## DIRECTIONS FOR THIS TASK
Repeat the material below exactly, with no pictures.

(Figure record listings)
══════════════════════════════
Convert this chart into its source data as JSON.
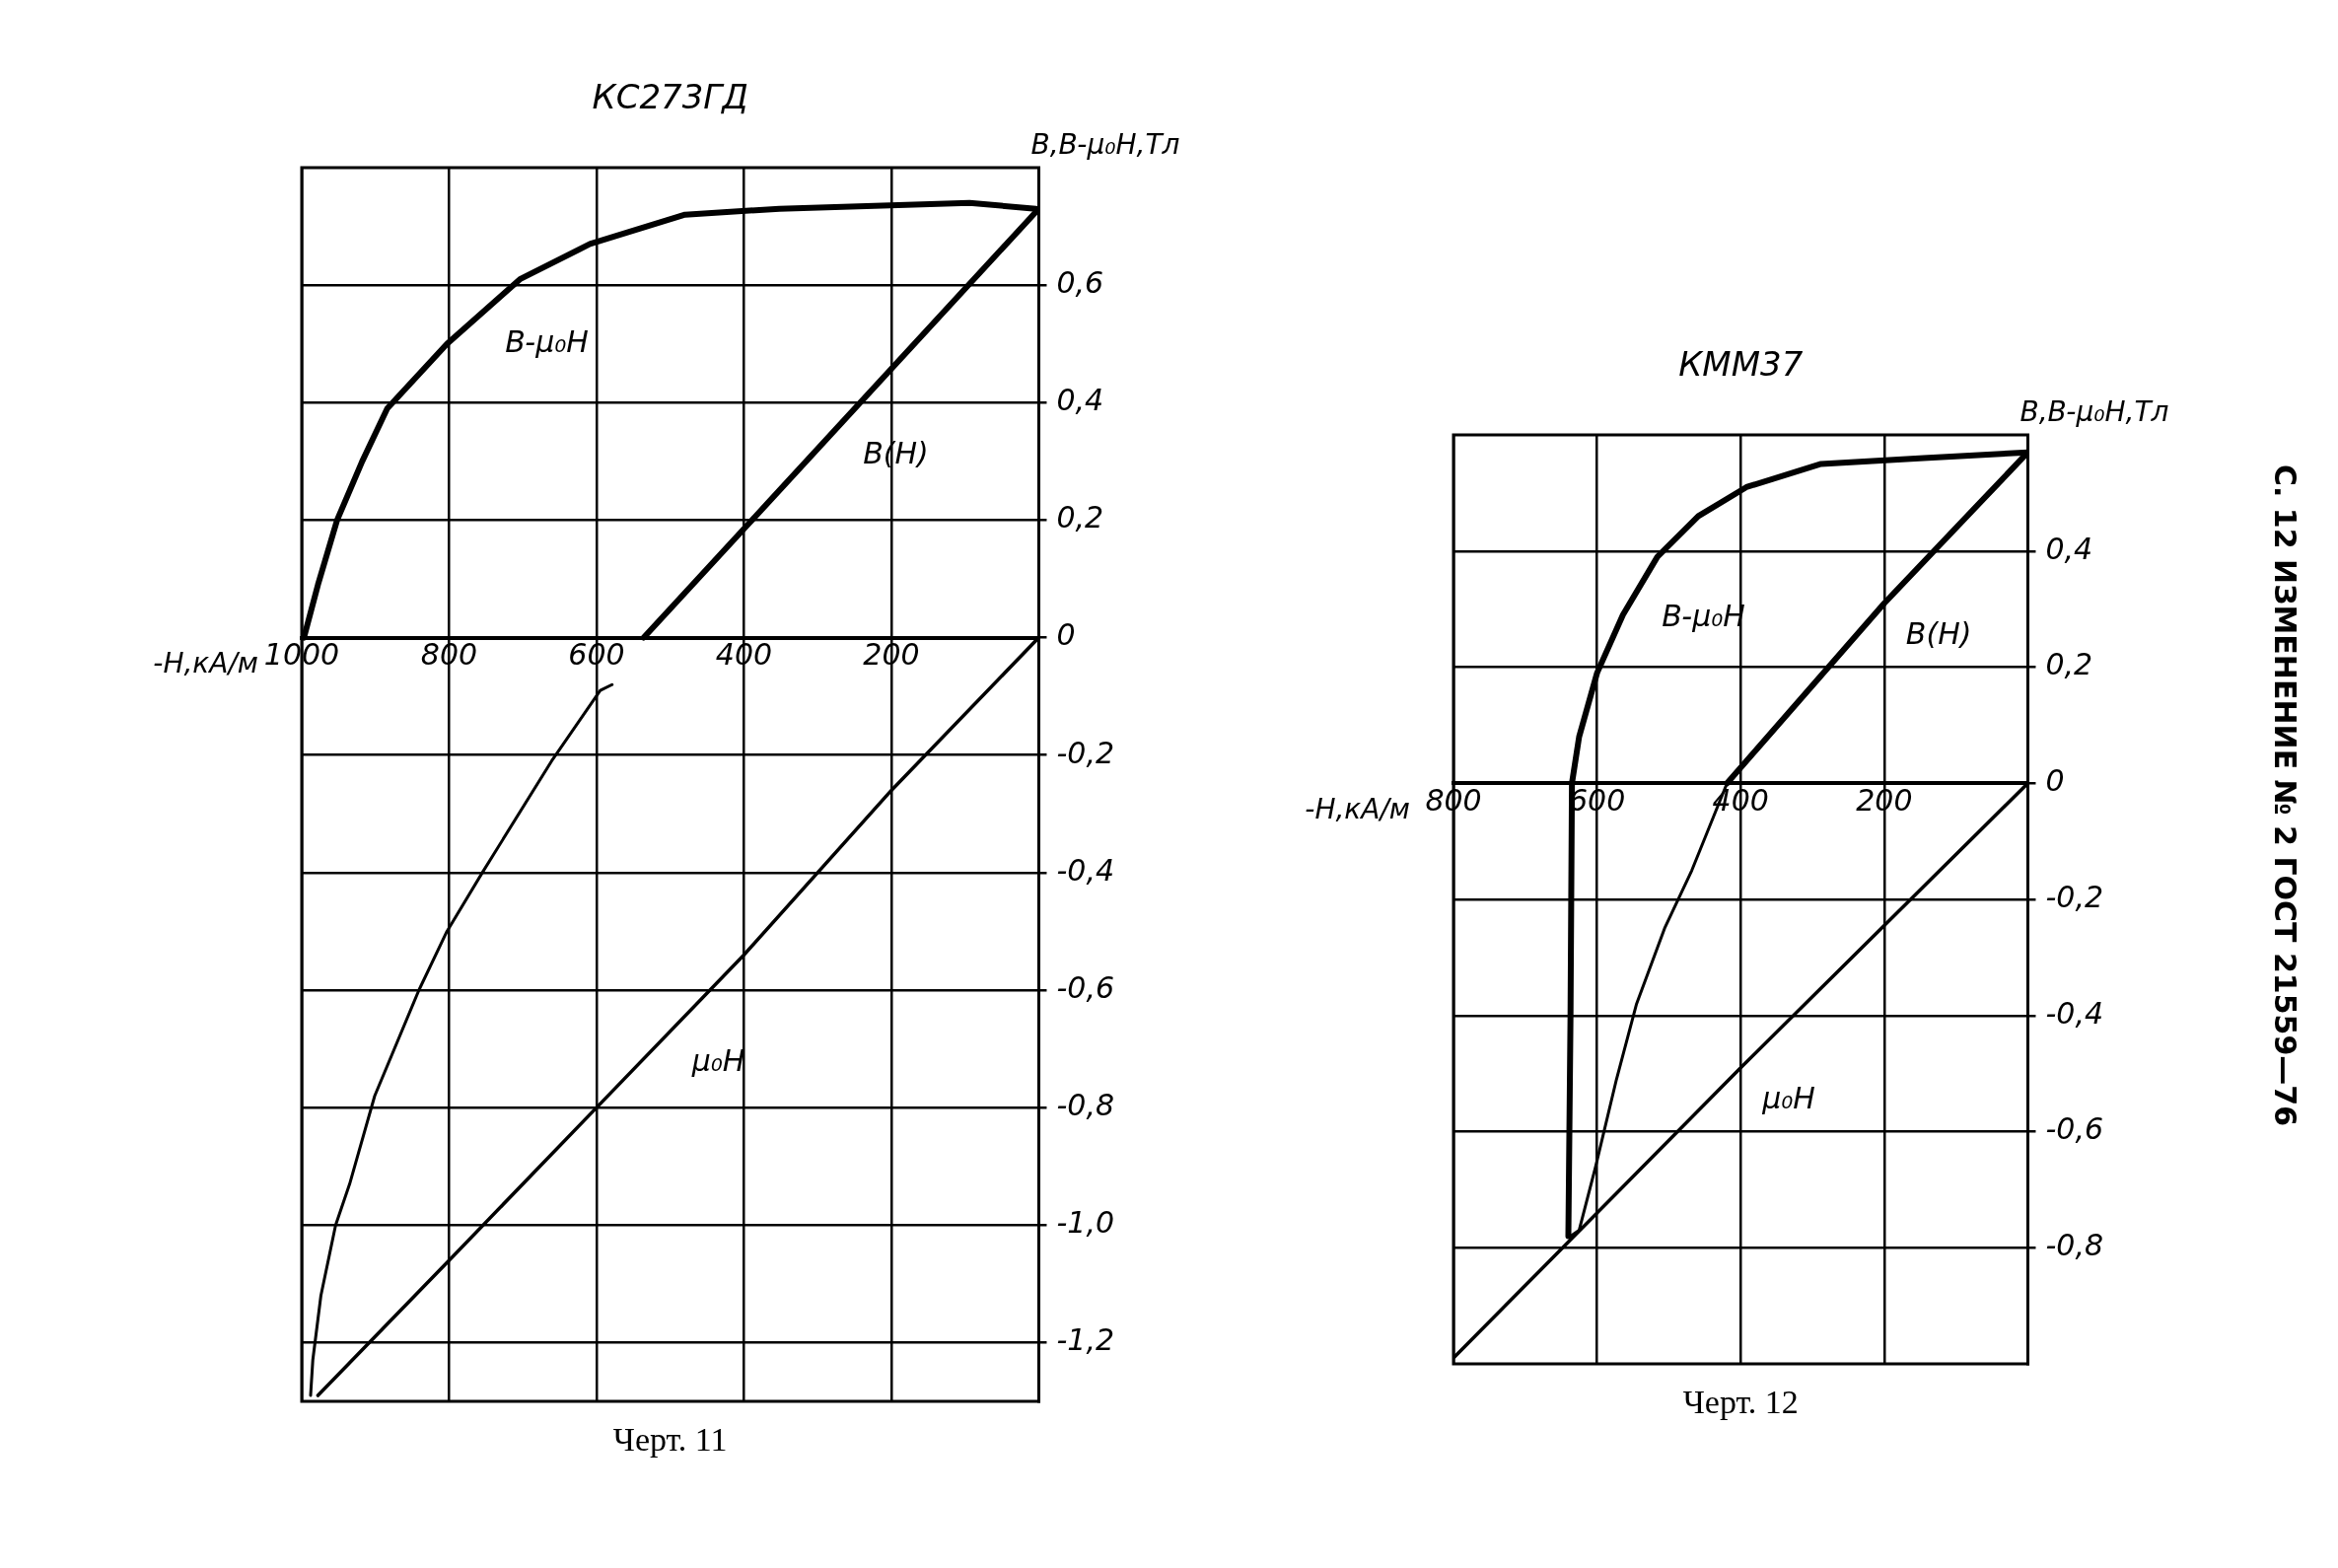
{
  "chart_data": [
    {
      "type": "line",
      "title": "КС273ГД",
      "xlabel": "-H,кА/м",
      "ylabel": "B,B-μ₀H,Тл",
      "xlim": [
        1000,
        0
      ],
      "xticks": [
        1000,
        800,
        600,
        400,
        200
      ],
      "ylim": [
        -1.3,
        0.8
      ],
      "yticks": [
        {
          "value": 0.6,
          "label": "0,6"
        },
        {
          "value": 0.4,
          "label": "0,4"
        },
        {
          "value": 0.2,
          "label": "0,2"
        },
        0,
        {
          "value": -0.2,
          "label": "-0,2"
        },
        {
          "value": -0.4,
          "label": "-0,4"
        },
        {
          "value": -0.6,
          "label": "-0,6"
        },
        {
          "value": -0.8,
          "label": "-0,8"
        },
        {
          "value": -1.0,
          "label": "-1,0"
        },
        {
          "value": -1.2,
          "label": "-1,2"
        }
      ],
      "grid": true,
      "marker": "none",
      "series": [
        {
          "name": "B-μ₀H",
          "color": "#000000",
          "x": [
            997,
            978,
            952,
            918,
            884,
            803,
            704,
            609,
            480,
            352,
            94,
            4
          ],
          "values": [
            0,
            0.09,
            0.2,
            0.3,
            0.39,
            0.5,
            0.61,
            0.67,
            0.72,
            0.73,
            0.74,
            0.73
          ]
        },
        {
          "name": "B(H)",
          "color": "#000000",
          "x": [
            0,
            536
          ],
          "values": [
            0.73,
            0
          ]
        },
        {
          "name": "μ₀H",
          "color": "#000000",
          "x": [
            0,
            200,
            400,
            600,
            800,
            978
          ],
          "values": [
            0,
            -0.26,
            -0.54,
            -0.8,
            -1.06,
            -1.29
          ]
        },
        {
          "color": "#000000",
          "x": [
            579,
            595,
            661,
            755,
            803,
            841,
            901,
            935,
            954,
            974,
            985,
            988
          ],
          "values": [
            -0.08,
            -0.09,
            -0.21,
            -0.4,
            -0.5,
            -0.6,
            -0.78,
            -0.93,
            -1.0,
            -1.12,
            -1.23,
            -1.29
          ]
        }
      ],
      "annotations": [
        "Черт. 11"
      ]
    },
    {
      "type": "line",
      "title": "КММ37",
      "xlabel": "-H,кА/м",
      "ylabel": "B,B-μ₀H,Тл",
      "xlim": [
        800,
        0
      ],
      "xticks": [
        800,
        600,
        400,
        200
      ],
      "ylim": [
        -1.0,
        0.6
      ],
      "yticks": [
        {
          "value": 0.4,
          "label": "0,4"
        },
        {
          "value": 0.2,
          "label": "0,2"
        },
        0,
        {
          "value": -0.2,
          "label": "-0,2"
        },
        {
          "value": -0.4,
          "label": "-0,4"
        },
        {
          "value": -0.6,
          "label": "-0,6"
        },
        {
          "value": -0.8,
          "label": "-0,8"
        }
      ],
      "grid": true,
      "marker": "none",
      "series": [
        {
          "name": "B-μ₀H",
          "color": "#000000",
          "x": [
            640,
            637,
            635,
            625,
            600,
            564,
            516,
            459,
            392,
            288,
            145,
            0
          ],
          "values": [
            -0.78,
            -0.4,
            0,
            0.08,
            0.19,
            0.29,
            0.39,
            0.46,
            0.51,
            0.55,
            0.56,
            0.57
          ]
        },
        {
          "name": "B(H)",
          "color": "#000000",
          "x": [
            0,
            200,
            419
          ],
          "values": [
            0.57,
            0.31,
            0
          ]
        },
        {
          "name": "μ₀H",
          "color": "#000000",
          "x": [
            0,
            400,
            800
          ],
          "values": [
            0,
            -0.49,
            -0.99
          ]
        },
        {
          "color": "#000000",
          "x": [
            419,
            468,
            506,
            545,
            573,
            602,
            625,
            637
          ],
          "values": [
            0,
            -0.15,
            -0.25,
            -0.38,
            -0.51,
            -0.66,
            -0.77,
            -0.78
          ]
        }
      ],
      "annotations": [
        "Черт. 12",
        "С. 12 ИЗМЕНЕНИЕ № 2 ГОСТ 21559—76"
      ]
    }
  ]
}
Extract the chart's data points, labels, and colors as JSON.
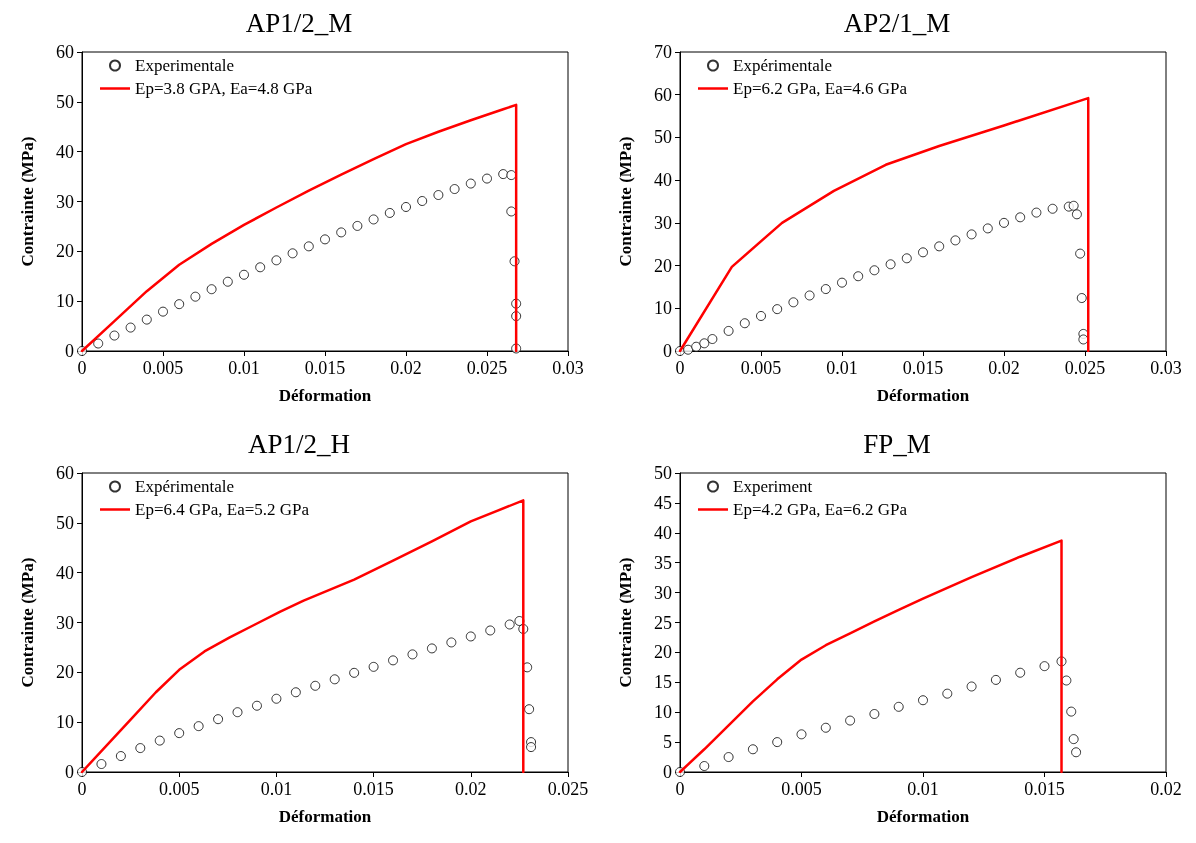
══════════════════════════════
## RESULT OF THIS EXERCISE
Convert this chart into its source data as JSON.
{
  "chart_data": [
    {
      "type": "line",
      "title": "КС273ГД",
      "xlabel": "-H,кА/м",
      "ylabel": "B,B-μ₀H,Тл",
      "xlim": [
        1000,
        0
      ],
      "xticks": [
        1000,
        800,
        600,
        400,
        200
      ],
      "ylim": [
        -1.3,
        0.8
      ],
      "yticks": [
        {
          "value": 0.6,
          "label": "0,6"
        },
        {
          "value": 0.4,
          "label": "0,4"
        },
        {
          "value": 0.2,
          "label": "0,2"
        },
        0,
        {
          "value": -0.2,
          "label": "-0,2"
        },
        {
          "value": -0.4,
          "label": "-0,4"
        },
        {
          "value": -0.6,
          "label": "-0,6"
        },
        {
          "value": -0.8,
          "label": "-0,8"
        },
        {
          "value": -1.0,
          "label": "-1,0"
        },
        {
          "value": -1.2,
          "label": "-1,2"
        }
      ],
      "grid": true,
      "marker": "none",
      "series": [
        {
          "name": "B-μ₀H",
          "color": "#000000",
          "x": [
            997,
            978,
            952,
            918,
            884,
            803,
            704,
            609,
            480,
            352,
            94,
            4
          ],
          "values": [
            0,
            0.09,
            0.2,
            0.3,
            0.39,
            0.5,
            0.61,
            0.67,
            0.72,
            0.73,
            0.74,
            0.73
          ]
        },
        {
          "name": "B(H)",
          "color": "#000000",
          "x": [
            0,
            536
          ],
          "values": [
            0.73,
            0
          ]
        },
        {
          "name": "μ₀H",
          "color": "#000000",
          "x": [
            0,
            200,
            400,
            600,
            800,
            978
          ],
          "values": [
            0,
            -0.26,
            -0.54,
            -0.8,
            -1.06,
            -1.29
          ]
        },
        {
          "color": "#000000",
          "x": [
            579,
            595,
            661,
            755,
            803,
            841,
            901,
            935,
            954,
            974,
            985,
            988
          ],
          "values": [
            -0.08,
            -0.09,
            -0.21,
            -0.4,
            -0.5,
            -0.6,
            -0.78,
            -0.93,
            -1.0,
            -1.12,
            -1.23,
            -1.29
          ]
        }
      ],
      "annotations": [
        "Черт. 11"
      ]
    },
    {
      "type": "line",
      "title": "КММ37",
      "xlabel": "-H,кА/м",
      "ylabel": "B,B-μ₀H,Тл",
      "xlim": [
        800,
        0
      ],
      "xticks": [
        800,
        600,
        400,
        200
      ],
      "ylim": [
        -1.0,
        0.6
      ],
      "yticks": [
        {
          "value": 0.4,
          "label": "0,4"
        },
        {
          "value": 0.2,
          "label": "0,2"
        },
        0,
        {
          "value": -0.2,
          "label": "-0,2"
        },
        {
          "value": -0.4,
          "label": "-0,4"
        },
        {
          "value": -0.6,
          "label": "-0,6"
        },
        {
          "value": -0.8,
          "label": "-0,8"
        }
      ],
      "grid": true,
      "marker": "none",
      "series": [
        {
          "name": "B-μ₀H",
          "color": "#000000",
          "x": [
            640,
            637,
            635,
            625,
            600,
            564,
            516,
            459,
            392,
            288,
            145,
            0
          ],
          "values": [
            -0.78,
            -0.4,
            0,
            0.08,
            0.19,
            0.29,
            0.39,
            0.46,
            0.51,
            0.55,
            0.56,
            0.57
          ]
        },
        {
          "name": "B(H)",
          "color": "#000000",
          "x": [
            0,
            200,
            419
          ],
          "values": [
            0.57,
            0.31,
            0
          ]
        },
        {
          "name": "μ₀H",
          "color": "#000000",
          "x": [
            0,
            400,
            800
          ],
          "values": [
            0,
            -0.49,
            -0.99
          ]
        },
        {
          "color": "#000000",
          "x": [
            419,
            468,
            506,
            545,
            573,
            602,
            625,
            637
          ],
          "values": [
            0,
            -0.15,
            -0.25,
            -0.38,
            -0.51,
            -0.66,
            -0.77,
            -0.78
          ]
        }
      ],
      "annotations": [
        "Черт. 12",
        "С. 12 ИЗМЕНЕНИЕ № 2 ГОСТ 21559—76"
      ]
    }
  ]
}
Extract the chart's data points, labels, and colors as JSON.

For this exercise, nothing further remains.